(Figure contents as structured data)

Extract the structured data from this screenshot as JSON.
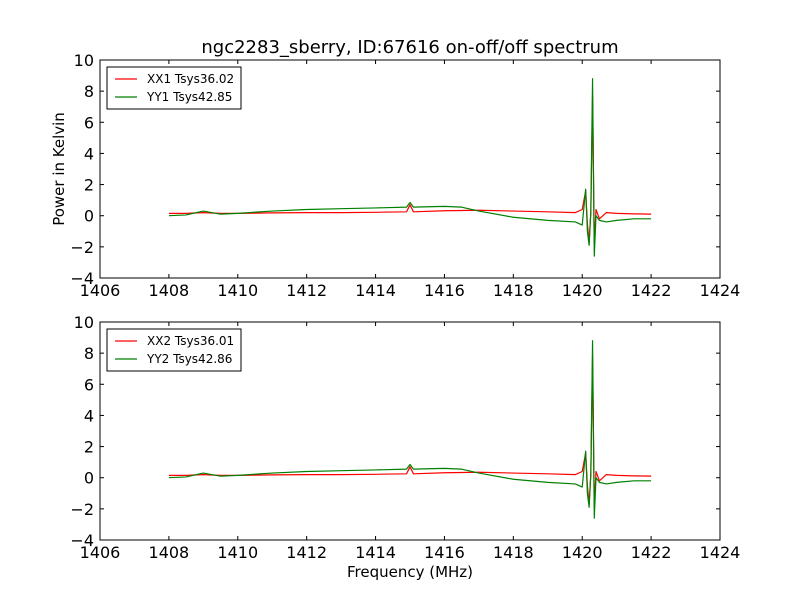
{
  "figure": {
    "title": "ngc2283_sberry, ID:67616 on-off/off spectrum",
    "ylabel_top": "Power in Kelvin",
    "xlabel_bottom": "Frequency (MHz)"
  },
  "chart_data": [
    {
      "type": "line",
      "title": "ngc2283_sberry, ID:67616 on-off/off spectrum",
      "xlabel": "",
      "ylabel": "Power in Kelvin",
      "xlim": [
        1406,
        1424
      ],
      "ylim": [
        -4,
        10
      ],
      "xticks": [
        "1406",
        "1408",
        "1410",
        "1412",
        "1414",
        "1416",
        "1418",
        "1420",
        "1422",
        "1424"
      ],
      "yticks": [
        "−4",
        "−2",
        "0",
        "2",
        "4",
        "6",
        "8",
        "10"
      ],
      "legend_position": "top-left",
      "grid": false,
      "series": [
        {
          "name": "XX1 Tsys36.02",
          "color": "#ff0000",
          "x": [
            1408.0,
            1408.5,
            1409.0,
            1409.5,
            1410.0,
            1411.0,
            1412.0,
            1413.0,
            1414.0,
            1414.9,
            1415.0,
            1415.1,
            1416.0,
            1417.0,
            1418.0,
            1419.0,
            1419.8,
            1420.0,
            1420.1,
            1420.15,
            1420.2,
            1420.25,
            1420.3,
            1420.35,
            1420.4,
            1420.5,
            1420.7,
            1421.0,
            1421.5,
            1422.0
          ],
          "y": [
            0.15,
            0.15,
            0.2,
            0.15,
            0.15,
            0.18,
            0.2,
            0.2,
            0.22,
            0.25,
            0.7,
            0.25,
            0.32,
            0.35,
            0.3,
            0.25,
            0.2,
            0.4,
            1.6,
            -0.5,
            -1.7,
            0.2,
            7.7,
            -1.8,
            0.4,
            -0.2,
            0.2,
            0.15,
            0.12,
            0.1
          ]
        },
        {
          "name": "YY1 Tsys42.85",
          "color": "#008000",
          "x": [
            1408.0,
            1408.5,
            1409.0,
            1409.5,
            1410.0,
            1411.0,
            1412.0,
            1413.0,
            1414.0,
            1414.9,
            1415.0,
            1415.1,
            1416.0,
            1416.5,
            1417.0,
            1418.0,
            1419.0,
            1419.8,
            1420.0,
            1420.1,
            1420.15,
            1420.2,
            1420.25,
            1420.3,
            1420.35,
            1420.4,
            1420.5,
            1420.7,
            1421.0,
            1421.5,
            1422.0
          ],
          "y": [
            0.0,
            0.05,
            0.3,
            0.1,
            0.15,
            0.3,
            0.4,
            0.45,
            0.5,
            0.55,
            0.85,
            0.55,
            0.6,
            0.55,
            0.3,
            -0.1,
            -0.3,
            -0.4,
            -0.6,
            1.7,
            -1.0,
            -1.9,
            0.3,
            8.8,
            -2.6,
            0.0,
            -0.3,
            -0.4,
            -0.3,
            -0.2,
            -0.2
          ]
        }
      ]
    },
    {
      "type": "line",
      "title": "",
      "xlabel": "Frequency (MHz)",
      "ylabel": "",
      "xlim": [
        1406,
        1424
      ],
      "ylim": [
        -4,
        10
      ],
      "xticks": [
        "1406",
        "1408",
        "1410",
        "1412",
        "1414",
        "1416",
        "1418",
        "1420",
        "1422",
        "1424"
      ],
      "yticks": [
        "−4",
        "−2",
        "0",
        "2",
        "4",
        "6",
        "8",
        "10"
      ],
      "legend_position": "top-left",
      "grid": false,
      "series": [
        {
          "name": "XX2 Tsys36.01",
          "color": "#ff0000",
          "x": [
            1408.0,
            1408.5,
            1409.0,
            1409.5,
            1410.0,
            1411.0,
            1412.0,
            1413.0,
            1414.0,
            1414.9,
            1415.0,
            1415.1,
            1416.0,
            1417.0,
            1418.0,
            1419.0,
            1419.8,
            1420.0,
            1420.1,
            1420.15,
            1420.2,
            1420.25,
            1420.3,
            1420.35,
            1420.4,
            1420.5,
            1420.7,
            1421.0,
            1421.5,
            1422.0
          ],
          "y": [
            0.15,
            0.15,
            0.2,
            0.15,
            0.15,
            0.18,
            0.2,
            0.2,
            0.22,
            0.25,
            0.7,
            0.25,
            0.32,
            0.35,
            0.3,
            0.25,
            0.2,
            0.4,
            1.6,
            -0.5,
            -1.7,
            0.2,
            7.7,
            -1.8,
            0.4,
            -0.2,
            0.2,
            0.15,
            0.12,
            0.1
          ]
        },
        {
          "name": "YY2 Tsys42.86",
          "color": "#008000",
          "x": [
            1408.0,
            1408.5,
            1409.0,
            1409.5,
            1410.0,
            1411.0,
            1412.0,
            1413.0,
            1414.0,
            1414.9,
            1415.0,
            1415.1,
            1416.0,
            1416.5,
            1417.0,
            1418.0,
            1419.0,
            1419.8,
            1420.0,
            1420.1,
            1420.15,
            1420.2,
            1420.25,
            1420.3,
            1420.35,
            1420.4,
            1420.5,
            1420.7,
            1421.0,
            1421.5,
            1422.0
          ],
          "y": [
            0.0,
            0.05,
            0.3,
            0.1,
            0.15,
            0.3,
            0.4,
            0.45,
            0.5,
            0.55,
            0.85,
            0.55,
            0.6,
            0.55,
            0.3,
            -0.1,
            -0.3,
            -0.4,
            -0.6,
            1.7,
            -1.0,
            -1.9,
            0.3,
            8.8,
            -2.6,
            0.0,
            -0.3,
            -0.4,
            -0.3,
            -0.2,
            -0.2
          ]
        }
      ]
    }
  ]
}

» **STATED GOAL**
Take the listing above and restate it word for word, without its pictures.

» **OUTPUT FOR THIS EXERCISE**
Extract the structured data from this screenshot as JSON.
{
  "figure": {
    "title": "ngc2283_sberry, ID:67616 on-off/off spectrum",
    "ylabel_top": "Power in Kelvin",
    "xlabel_bottom": "Frequency (MHz)"
  },
  "chart_data": [
    {
      "type": "line",
      "title": "ngc2283_sberry, ID:67616 on-off/off spectrum",
      "xlabel": "",
      "ylabel": "Power in Kelvin",
      "xlim": [
        1406,
        1424
      ],
      "ylim": [
        -4,
        10
      ],
      "xticks": [
        "1406",
        "1408",
        "1410",
        "1412",
        "1414",
        "1416",
        "1418",
        "1420",
        "1422",
        "1424"
      ],
      "yticks": [
        "−4",
        "−2",
        "0",
        "2",
        "4",
        "6",
        "8",
        "10"
      ],
      "legend_position": "top-left",
      "grid": false,
      "series": [
        {
          "name": "XX1 Tsys36.02",
          "color": "#ff0000",
          "x": [
            1408.0,
            1408.5,
            1409.0,
            1409.5,
            1410.0,
            1411.0,
            1412.0,
            1413.0,
            1414.0,
            1414.9,
            1415.0,
            1415.1,
            1416.0,
            1417.0,
            1418.0,
            1419.0,
            1419.8,
            1420.0,
            1420.1,
            1420.15,
            1420.2,
            1420.25,
            1420.3,
            1420.35,
            1420.4,
            1420.5,
            1420.7,
            1421.0,
            1421.5,
            1422.0
          ],
          "y": [
            0.15,
            0.15,
            0.2,
            0.15,
            0.15,
            0.18,
            0.2,
            0.2,
            0.22,
            0.25,
            0.7,
            0.25,
            0.32,
            0.35,
            0.3,
            0.25,
            0.2,
            0.4,
            1.6,
            -0.5,
            -1.7,
            0.2,
            7.7,
            -1.8,
            0.4,
            -0.2,
            0.2,
            0.15,
            0.12,
            0.1
          ]
        },
        {
          "name": "YY1 Tsys42.85",
          "color": "#008000",
          "x": [
            1408.0,
            1408.5,
            1409.0,
            1409.5,
            1410.0,
            1411.0,
            1412.0,
            1413.0,
            1414.0,
            1414.9,
            1415.0,
            1415.1,
            1416.0,
            1416.5,
            1417.0,
            1418.0,
            1419.0,
            1419.8,
            1420.0,
            1420.1,
            1420.15,
            1420.2,
            1420.25,
            1420.3,
            1420.35,
            1420.4,
            1420.5,
            1420.7,
            1421.0,
            1421.5,
            1422.0
          ],
          "y": [
            0.0,
            0.05,
            0.3,
            0.1,
            0.15,
            0.3,
            0.4,
            0.45,
            0.5,
            0.55,
            0.85,
            0.55,
            0.6,
            0.55,
            0.3,
            -0.1,
            -0.3,
            -0.4,
            -0.6,
            1.7,
            -1.0,
            -1.9,
            0.3,
            8.8,
            -2.6,
            0.0,
            -0.3,
            -0.4,
            -0.3,
            -0.2,
            -0.2
          ]
        }
      ]
    },
    {
      "type": "line",
      "title": "",
      "xlabel": "Frequency (MHz)",
      "ylabel": "",
      "xlim": [
        1406,
        1424
      ],
      "ylim": [
        -4,
        10
      ],
      "xticks": [
        "1406",
        "1408",
        "1410",
        "1412",
        "1414",
        "1416",
        "1418",
        "1420",
        "1422",
        "1424"
      ],
      "yticks": [
        "−4",
        "−2",
        "0",
        "2",
        "4",
        "6",
        "8",
        "10"
      ],
      "legend_position": "top-left",
      "grid": false,
      "series": [
        {
          "name": "XX2 Tsys36.01",
          "color": "#ff0000",
          "x": [
            1408.0,
            1408.5,
            1409.0,
            1409.5,
            1410.0,
            1411.0,
            1412.0,
            1413.0,
            1414.0,
            1414.9,
            1415.0,
            1415.1,
            1416.0,
            1417.0,
            1418.0,
            1419.0,
            1419.8,
            1420.0,
            1420.1,
            1420.15,
            1420.2,
            1420.25,
            1420.3,
            1420.35,
            1420.4,
            1420.5,
            1420.7,
            1421.0,
            1421.5,
            1422.0
          ],
          "y": [
            0.15,
            0.15,
            0.2,
            0.15,
            0.15,
            0.18,
            0.2,
            0.2,
            0.22,
            0.25,
            0.7,
            0.25,
            0.32,
            0.35,
            0.3,
            0.25,
            0.2,
            0.4,
            1.6,
            -0.5,
            -1.7,
            0.2,
            7.7,
            -1.8,
            0.4,
            -0.2,
            0.2,
            0.15,
            0.12,
            0.1
          ]
        },
        {
          "name": "YY2 Tsys42.86",
          "color": "#008000",
          "x": [
            1408.0,
            1408.5,
            1409.0,
            1409.5,
            1410.0,
            1411.0,
            1412.0,
            1413.0,
            1414.0,
            1414.9,
            1415.0,
            1415.1,
            1416.0,
            1416.5,
            1417.0,
            1418.0,
            1419.0,
            1419.8,
            1420.0,
            1420.1,
            1420.15,
            1420.2,
            1420.25,
            1420.3,
            1420.35,
            1420.4,
            1420.5,
            1420.7,
            1421.0,
            1421.5,
            1422.0
          ],
          "y": [
            0.0,
            0.05,
            0.3,
            0.1,
            0.15,
            0.3,
            0.4,
            0.45,
            0.5,
            0.55,
            0.85,
            0.55,
            0.6,
            0.55,
            0.3,
            -0.1,
            -0.3,
            -0.4,
            -0.6,
            1.7,
            -1.0,
            -1.9,
            0.3,
            8.8,
            -2.6,
            0.0,
            -0.3,
            -0.4,
            -0.3,
            -0.2,
            -0.2
          ]
        }
      ]
    }
  ]
}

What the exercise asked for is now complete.